Instructions to follow »
Copy out each line below that has the word "image" in it.
━━ Records for the exercise ━━
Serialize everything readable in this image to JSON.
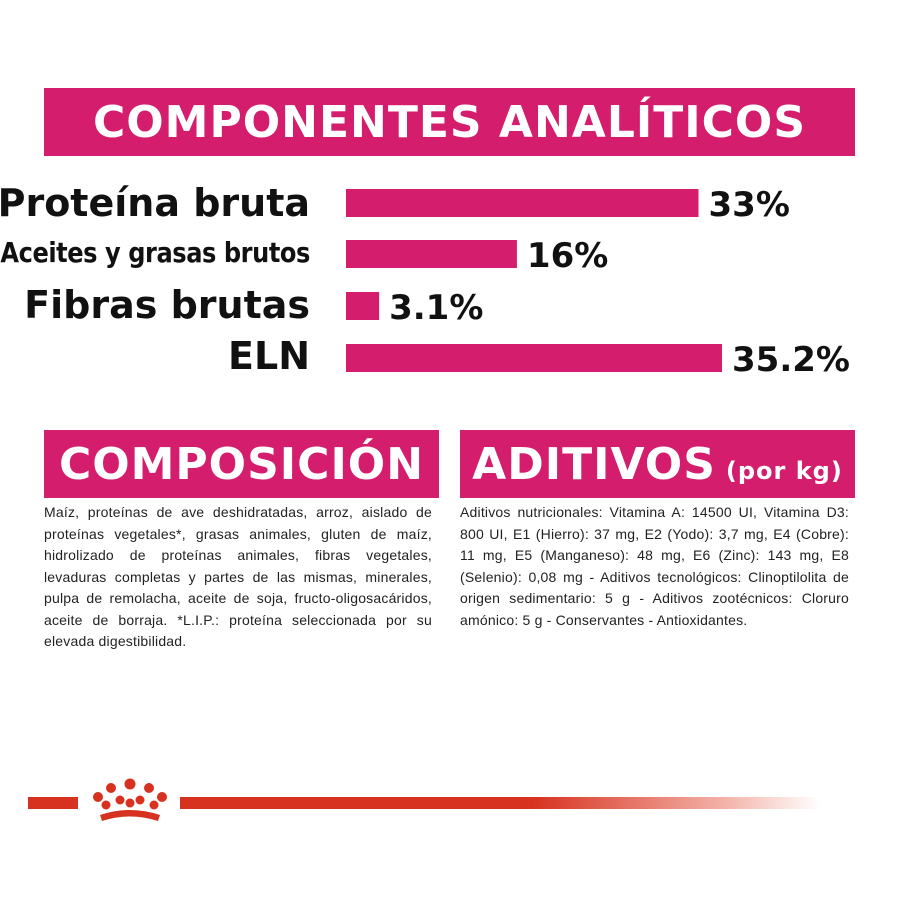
{
  "analytical": {
    "title": "COMPONENTES ANALÍTICOS"
  },
  "chart_data": {
    "type": "bar",
    "orientation": "horizontal",
    "categories": [
      "Proteína bruta",
      "Aceites y grasas brutos",
      "Fibras brutas",
      "ELN"
    ],
    "values": [
      33,
      16,
      3.1,
      35.2
    ],
    "value_labels": [
      "33%",
      "16%",
      "3.1%",
      "35.2%"
    ],
    "unit": "%",
    "xlim": [
      0,
      35.2
    ],
    "grid": false,
    "bar_color": "#d41d6d"
  },
  "composition": {
    "title": "COMPOSICIÓN",
    "text": "Maíz, proteínas de ave deshidratadas, arroz, aislado de proteínas vegetales*, grasas animales, gluten de maíz, hidrolizado de proteínas animales, fibras vegetales, levaduras completas y partes de las mismas, minerales, pulpa de remolacha, aceite de soja, fructo-oligosacáridos, aceite de borraja. *L.I.P.: proteína seleccionada por su elevada digestibilidad."
  },
  "additives": {
    "title": "ADITIVOS",
    "subtitle": "(por kg)",
    "text": "Aditivos nutricionales: Vitamina A: 14500 UI, Vitamina D3: 800 UI, E1 (Hierro): 37 mg, E2 (Yodo): 3,7 mg, E4 (Cobre): 11 mg, E5 (Manganeso): 48 mg, E6 (Zinc): 143 mg, E8 (Selenio): 0,08 mg - Aditivos tecnológicos: Clinoptilolita de origen sedimentario: 5 g - Aditivos zootécnicos: Cloruro amónico: 5 g - Conservantes - Antioxidantes."
  },
  "colors": {
    "accent": "#d41d6d",
    "brand_red": "#d7321f"
  },
  "footer": {
    "logo_icon": "royal-canin-crown-icon"
  }
}
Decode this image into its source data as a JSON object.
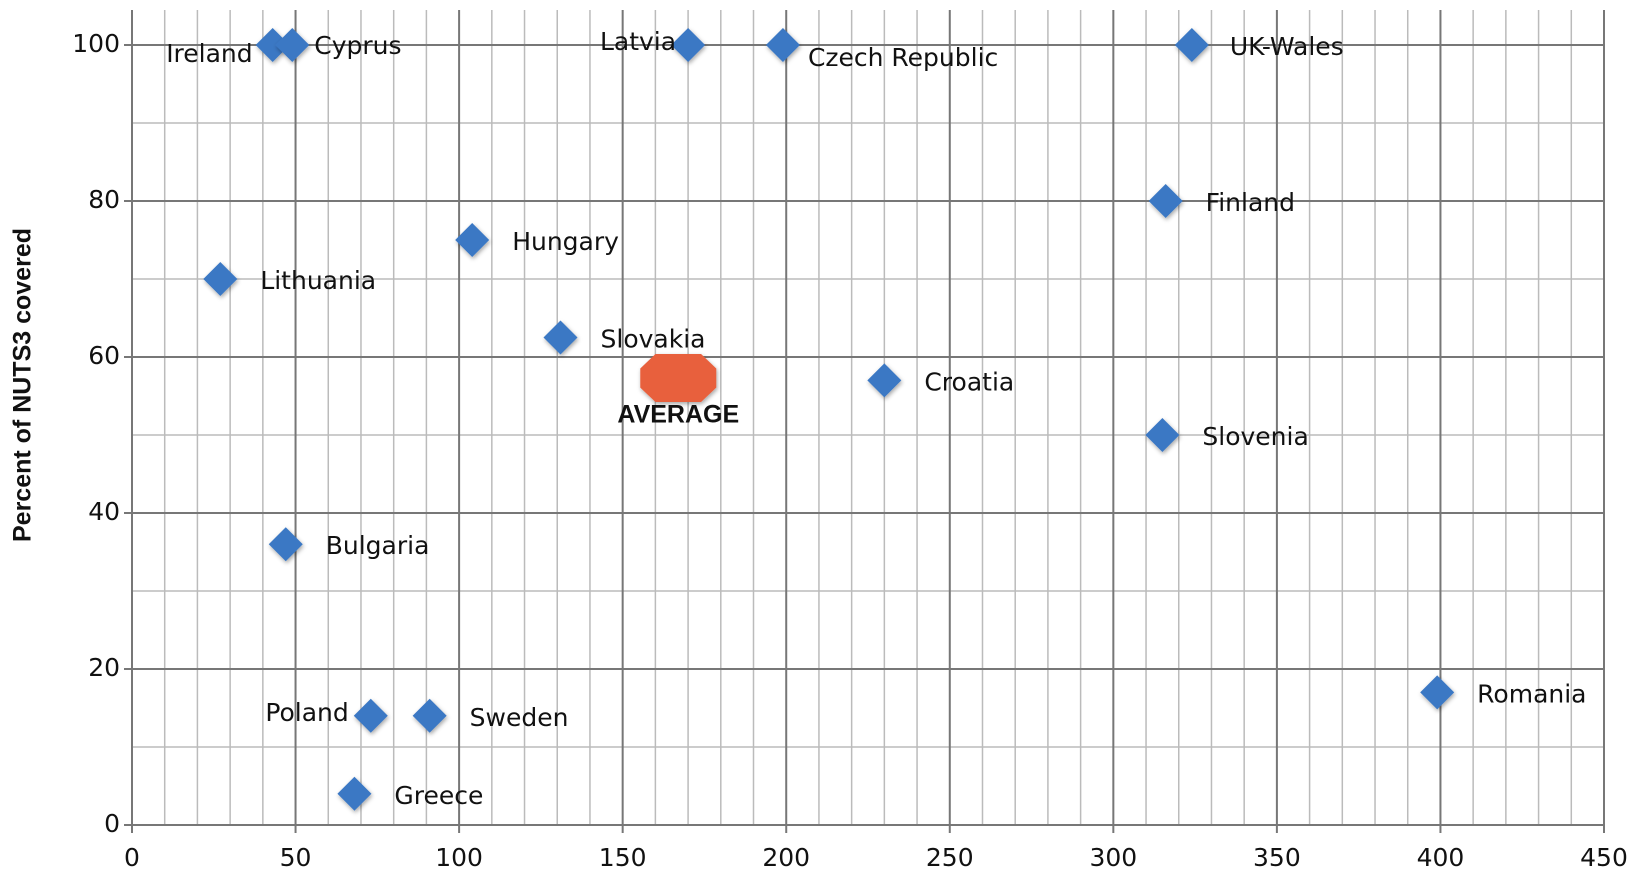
{
  "chart_data": {
    "type": "scatter",
    "y_label": "Percent of NUTS3 covered",
    "xlim": [
      0,
      450
    ],
    "xticks": [
      0,
      50,
      100,
      150,
      200,
      250,
      300,
      350,
      400,
      450
    ],
    "ylim": [
      0,
      100
    ],
    "yticks": [
      0,
      20,
      40,
      60,
      80,
      100
    ],
    "grid": true,
    "minor_grid": {
      "x": 10,
      "y": 10
    },
    "color": "#3a78c4",
    "points": [
      {
        "label": "Ireland",
        "x": 43,
        "y": 100
      },
      {
        "label": "Cyprus",
        "x": 49,
        "y": 100
      },
      {
        "label": "Latvia",
        "x": 170,
        "y": 100
      },
      {
        "label": "Czech Republic",
        "x": 199,
        "y": 100
      },
      {
        "label": "UK-Wales",
        "x": 324,
        "y": 100
      },
      {
        "label": "Finland",
        "x": 316,
        "y": 80
      },
      {
        "label": "Hungary",
        "x": 104,
        "y": 75
      },
      {
        "label": "Lithuania",
        "x": 27,
        "y": 70
      },
      {
        "label": "Slovakia",
        "x": 131,
        "y": 62.5
      },
      {
        "label": "Croatia",
        "x": 230,
        "y": 57
      },
      {
        "label": "Slovenia",
        "x": 315,
        "y": 50
      },
      {
        "label": "Bulgaria",
        "x": 47,
        "y": 36
      },
      {
        "label": "Romania",
        "x": 399,
        "y": 17
      },
      {
        "label": "Poland",
        "x": 73,
        "y": 14
      },
      {
        "label": "Sweden",
        "x": 91,
        "y": 14
      },
      {
        "label": "Greece",
        "x": 68,
        "y": 4
      }
    ],
    "average": {
      "label": "AVERAGE",
      "x": 167,
      "y": 57.3,
      "color": "#e8603c"
    }
  }
}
━━━
Response »
Serialize everything readable in this image to JSON.
Decode this image into its source data as a JSON object.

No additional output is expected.